Exercise details: Present each line of the entries below that holds the word "from".

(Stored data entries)
----------

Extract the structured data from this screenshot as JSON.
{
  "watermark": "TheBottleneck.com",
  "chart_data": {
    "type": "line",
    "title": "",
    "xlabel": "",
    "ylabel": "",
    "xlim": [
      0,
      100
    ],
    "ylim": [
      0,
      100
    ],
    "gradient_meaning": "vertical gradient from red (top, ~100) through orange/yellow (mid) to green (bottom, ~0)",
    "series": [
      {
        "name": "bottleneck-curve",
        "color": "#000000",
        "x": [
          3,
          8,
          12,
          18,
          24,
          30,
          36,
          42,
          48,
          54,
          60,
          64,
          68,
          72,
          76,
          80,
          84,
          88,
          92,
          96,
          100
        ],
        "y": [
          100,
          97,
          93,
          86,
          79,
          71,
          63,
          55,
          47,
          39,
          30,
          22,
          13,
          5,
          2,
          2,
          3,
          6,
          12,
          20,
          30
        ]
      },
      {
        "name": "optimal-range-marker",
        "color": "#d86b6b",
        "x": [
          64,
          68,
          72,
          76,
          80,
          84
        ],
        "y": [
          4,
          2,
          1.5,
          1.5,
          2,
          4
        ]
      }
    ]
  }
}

----------

Written solution:
Extract the structured data from this screenshot as JSON.
    "gradient_meaning": "vertical gradient from red (top, ~100) through orange/yellow (mid) to green (bottom, ~0)",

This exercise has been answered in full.